[TÂCHE À RÉALISER] Poursuivez le texte sur les œuvres de Chopin pour piano et orchestre à partir de sa dernière phrase.

[SECTION DU DOCUMENT]

En tant que partitions de plus grandes dimensions, Chopin écrit trois sonates pour piano et une pour violoncelle, et quelques œuvres pour piano et orchestre, dont deux concertos, les variations sur « Là ci darem la mano » de Mozart, un grand rondeau intitulé « Krakowiak » et la Grande Polonaise brillante, pour la même formation.
Les œuvres pour piano et orchestre datent de la période polonaise de Chopin. Il a entre 17 et 20 ans, et il est déjà adulé par la haute société varsovienne, aussi bien en tant que concertiste qu’en tant que compositeur.
Le Concerto pour piano n° 1 en Mi mineur, op.11, est chronologiquement le deuxième, mais il a été publié avec antériorité à celui qui porte le n° 2. Composé pendant l’été 1830 et créé par son auteur en automne de la même année, c’est encore une œuvre de jeunesse, mais contient déjà la marque du génie, particulièrement dans l’écriture de la partie pianistique. La partie orchestrale reste globalement très discrète, et l’effet de la partition est celui d’un grand solo pour piano avec accompagnement, complété par quelques interludes pour orchestre, plutôt qu’un dialogue entre deux entités qui élaborent un discours dans des conditions égales, tel qu’on entend en général l’idéal du concerto romantique.
Le premier mouvement, un Allegro maestoso, s’ouvre avec une large introduction orchestrale, qui présente deux thèmes dans la tonalité principale de Mi mineur (le premier, solennel et emphatique ; le deuxième, plus intime et délicat) puis un troisième en mode majeur, qui fait office de thème contrastant dans la forme de sonate classique ; celui-ci sera déjà légèrement développé avant de donner la première entrée au piano. De prime abord, le mouvement apparente une grande liberté formelle et des qualités proches de l’improvisation, mais il est construit comme une forme sonate (exposition – développement – réexposition) avec deux groupes de thèmes principaux.

[EXTRAITS SÉLECTIONNÉS]
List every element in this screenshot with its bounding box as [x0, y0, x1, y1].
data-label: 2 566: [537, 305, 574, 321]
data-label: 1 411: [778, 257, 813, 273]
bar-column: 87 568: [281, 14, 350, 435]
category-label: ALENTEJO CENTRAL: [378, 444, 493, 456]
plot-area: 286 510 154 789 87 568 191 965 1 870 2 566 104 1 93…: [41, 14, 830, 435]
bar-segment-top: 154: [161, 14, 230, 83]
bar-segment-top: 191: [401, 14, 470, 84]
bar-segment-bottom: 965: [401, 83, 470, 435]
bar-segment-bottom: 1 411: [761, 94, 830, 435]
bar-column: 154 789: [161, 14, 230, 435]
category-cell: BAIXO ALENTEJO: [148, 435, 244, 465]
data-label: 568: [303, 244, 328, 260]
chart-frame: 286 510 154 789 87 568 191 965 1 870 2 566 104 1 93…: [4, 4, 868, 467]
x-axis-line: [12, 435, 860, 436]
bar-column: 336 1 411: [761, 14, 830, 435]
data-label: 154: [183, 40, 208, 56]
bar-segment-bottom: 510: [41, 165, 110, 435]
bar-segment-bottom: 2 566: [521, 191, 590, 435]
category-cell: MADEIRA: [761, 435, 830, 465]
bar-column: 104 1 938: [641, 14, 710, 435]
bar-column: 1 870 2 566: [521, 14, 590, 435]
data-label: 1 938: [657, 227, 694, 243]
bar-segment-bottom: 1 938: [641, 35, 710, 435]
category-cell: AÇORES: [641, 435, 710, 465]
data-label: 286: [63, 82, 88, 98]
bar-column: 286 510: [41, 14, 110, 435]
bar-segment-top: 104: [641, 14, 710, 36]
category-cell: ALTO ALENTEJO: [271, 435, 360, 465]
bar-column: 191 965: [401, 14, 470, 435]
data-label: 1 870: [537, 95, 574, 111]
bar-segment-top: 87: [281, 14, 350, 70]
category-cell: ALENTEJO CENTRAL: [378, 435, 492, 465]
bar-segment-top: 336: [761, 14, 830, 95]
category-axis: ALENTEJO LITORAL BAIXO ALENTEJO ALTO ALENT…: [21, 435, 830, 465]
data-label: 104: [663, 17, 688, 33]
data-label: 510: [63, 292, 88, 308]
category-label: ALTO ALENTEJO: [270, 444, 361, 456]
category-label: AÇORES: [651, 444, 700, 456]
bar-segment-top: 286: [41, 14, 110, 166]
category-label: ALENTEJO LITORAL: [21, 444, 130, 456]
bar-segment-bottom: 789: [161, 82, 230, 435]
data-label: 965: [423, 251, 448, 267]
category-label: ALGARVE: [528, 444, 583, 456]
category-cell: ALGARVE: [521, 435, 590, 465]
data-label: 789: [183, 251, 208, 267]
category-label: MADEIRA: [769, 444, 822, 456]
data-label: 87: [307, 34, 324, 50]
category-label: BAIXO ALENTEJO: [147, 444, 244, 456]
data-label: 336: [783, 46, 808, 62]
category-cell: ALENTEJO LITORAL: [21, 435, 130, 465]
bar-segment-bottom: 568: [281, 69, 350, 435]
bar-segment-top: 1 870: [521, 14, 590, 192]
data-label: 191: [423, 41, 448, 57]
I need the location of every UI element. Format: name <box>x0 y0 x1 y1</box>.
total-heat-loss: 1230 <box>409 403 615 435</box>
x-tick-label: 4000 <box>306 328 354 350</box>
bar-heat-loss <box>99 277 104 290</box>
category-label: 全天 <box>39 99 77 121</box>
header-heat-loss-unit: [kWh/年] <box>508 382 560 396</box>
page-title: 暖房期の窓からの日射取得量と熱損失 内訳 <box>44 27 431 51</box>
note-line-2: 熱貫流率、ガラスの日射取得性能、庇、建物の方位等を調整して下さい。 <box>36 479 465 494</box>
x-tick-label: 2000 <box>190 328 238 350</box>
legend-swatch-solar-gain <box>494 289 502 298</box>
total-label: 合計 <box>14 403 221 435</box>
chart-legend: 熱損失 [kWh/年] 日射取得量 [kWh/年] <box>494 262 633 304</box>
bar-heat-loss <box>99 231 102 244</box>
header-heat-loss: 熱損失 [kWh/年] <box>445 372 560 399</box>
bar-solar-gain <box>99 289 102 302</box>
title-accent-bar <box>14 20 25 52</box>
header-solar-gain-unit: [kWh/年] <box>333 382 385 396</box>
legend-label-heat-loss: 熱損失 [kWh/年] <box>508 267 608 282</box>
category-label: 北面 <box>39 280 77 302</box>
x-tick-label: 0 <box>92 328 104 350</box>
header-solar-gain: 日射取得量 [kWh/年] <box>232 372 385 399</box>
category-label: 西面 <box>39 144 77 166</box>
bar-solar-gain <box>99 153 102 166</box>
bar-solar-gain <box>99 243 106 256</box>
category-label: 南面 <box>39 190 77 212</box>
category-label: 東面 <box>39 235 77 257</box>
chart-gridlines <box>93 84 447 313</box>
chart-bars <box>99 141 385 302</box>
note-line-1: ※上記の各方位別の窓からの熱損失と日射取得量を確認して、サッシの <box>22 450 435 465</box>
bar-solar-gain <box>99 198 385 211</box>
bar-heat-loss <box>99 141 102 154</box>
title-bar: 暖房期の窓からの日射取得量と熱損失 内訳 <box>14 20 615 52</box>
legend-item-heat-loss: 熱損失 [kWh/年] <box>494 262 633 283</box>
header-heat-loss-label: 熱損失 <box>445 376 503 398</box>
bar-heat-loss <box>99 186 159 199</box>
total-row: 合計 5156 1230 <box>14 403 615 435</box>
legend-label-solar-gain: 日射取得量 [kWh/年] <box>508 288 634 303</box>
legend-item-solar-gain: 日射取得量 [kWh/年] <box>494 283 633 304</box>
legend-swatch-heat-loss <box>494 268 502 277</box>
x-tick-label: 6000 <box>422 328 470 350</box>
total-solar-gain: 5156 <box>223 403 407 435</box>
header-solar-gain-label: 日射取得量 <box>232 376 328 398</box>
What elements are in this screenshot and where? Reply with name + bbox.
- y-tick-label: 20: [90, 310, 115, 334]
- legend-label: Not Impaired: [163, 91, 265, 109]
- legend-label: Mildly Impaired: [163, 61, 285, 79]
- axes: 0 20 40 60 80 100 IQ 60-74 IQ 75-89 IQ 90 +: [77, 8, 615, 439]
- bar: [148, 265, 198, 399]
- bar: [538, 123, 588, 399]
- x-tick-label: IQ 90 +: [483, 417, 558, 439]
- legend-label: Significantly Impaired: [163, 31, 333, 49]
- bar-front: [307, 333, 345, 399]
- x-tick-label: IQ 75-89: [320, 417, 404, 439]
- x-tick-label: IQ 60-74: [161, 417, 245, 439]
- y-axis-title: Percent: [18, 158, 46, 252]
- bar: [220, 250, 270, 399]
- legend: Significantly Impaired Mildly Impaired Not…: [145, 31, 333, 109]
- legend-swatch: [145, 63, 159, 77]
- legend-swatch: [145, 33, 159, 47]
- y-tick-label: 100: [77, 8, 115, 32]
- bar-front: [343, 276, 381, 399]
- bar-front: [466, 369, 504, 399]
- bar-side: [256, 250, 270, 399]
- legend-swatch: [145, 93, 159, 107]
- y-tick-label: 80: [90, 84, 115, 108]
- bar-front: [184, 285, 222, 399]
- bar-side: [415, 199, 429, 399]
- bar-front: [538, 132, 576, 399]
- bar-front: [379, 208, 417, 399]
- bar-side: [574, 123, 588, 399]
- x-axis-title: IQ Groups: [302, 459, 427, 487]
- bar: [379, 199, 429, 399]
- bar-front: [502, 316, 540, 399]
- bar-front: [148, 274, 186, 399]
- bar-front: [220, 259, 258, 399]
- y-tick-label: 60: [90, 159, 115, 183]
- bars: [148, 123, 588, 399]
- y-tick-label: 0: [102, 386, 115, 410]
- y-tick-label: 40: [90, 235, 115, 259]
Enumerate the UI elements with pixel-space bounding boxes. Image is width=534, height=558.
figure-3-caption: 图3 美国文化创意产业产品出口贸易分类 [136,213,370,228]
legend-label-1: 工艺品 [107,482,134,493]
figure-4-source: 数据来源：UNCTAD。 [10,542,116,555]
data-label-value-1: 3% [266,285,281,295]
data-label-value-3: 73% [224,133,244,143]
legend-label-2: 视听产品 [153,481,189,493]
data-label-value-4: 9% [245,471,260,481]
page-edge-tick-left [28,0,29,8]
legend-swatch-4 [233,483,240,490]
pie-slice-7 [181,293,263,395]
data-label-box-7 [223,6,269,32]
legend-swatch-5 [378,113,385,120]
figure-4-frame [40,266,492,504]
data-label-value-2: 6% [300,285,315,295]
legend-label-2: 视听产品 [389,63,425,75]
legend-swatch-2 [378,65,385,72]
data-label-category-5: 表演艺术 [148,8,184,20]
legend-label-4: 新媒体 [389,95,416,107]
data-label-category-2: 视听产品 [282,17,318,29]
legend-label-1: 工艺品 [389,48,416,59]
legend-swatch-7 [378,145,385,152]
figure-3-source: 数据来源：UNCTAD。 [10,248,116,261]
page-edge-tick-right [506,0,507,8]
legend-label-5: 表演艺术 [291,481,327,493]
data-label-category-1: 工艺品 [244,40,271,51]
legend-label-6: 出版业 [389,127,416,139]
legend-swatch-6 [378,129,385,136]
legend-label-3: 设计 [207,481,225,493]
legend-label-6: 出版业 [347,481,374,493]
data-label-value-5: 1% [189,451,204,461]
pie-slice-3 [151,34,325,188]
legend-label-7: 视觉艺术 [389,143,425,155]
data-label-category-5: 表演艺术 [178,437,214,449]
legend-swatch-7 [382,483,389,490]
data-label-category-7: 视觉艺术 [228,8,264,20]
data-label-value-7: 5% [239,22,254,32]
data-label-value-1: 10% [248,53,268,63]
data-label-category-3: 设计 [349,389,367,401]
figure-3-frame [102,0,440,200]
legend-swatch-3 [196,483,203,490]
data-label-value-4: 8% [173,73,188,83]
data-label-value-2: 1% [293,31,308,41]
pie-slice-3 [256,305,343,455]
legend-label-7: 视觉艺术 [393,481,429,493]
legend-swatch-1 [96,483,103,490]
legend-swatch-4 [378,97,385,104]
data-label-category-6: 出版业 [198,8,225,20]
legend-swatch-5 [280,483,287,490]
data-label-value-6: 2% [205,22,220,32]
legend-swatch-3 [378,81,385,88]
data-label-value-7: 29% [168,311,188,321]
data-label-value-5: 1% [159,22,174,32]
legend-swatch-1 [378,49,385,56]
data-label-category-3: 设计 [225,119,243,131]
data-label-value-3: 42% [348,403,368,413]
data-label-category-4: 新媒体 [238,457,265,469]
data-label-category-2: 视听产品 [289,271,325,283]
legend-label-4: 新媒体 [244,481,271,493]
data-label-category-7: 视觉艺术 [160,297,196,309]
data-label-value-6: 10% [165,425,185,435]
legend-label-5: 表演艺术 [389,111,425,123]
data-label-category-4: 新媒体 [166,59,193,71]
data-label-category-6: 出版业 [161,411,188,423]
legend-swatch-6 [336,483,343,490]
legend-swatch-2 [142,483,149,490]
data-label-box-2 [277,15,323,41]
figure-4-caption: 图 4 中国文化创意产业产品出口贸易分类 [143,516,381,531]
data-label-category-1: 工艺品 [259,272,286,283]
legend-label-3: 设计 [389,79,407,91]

[RÉPONSE RÉDIGÉE]
Le deuxième mouvement est, selon les critiques, le mouvement le plus accompli du concerto. C’est une romance intimiste et mélancolique, prémisse des futurs Nocturnes. Les cordes, en sourdine, jouent une introduction basée sur une simple gamme ascendante, puis descendante, sur l’amplitude d’un intervalle de sixte majeure. Sur une très brève transition des bassons, le piano expose le thème principal, qui commence également par un intervalle de sixte majeure. Plusieurs Nocturnes commencent en effet de cette même façon ; c’est le caractère général de ce mouvement, ainsi que ses traits mélodiques, qui nous fait penser à ce genre musical que Chopin emprunte au compositeur irlandais John Field et qu’il développera par la suite, l’amenant à constituer l’un des sommets des formes romantiques. En plus, il est probable que son amour par Constance Gladkowska, jeune cantatrice de qui il se contente d’écouter les cours et d’accompagner au piano, sans jamais oser se déclarer, ait été source d’inspiration. Constance assiste à la création de son Concerto, après quoi Chopin quittera la Pologne ; ils ne se reverront plus jamais.
Le musicologue André Boucourechliev affirme que « rien n’est plus révélateur de sa personnalité que cette passive contemplation amoureuse », se demandant si cet amour sublimé « n’a pas été le plus beau des prétextes à l’essor de ce lyrisme… et si Chopin… n’a pas entièrement admis que le seul prolongement de son amour pût se trouver dans son œuvre ».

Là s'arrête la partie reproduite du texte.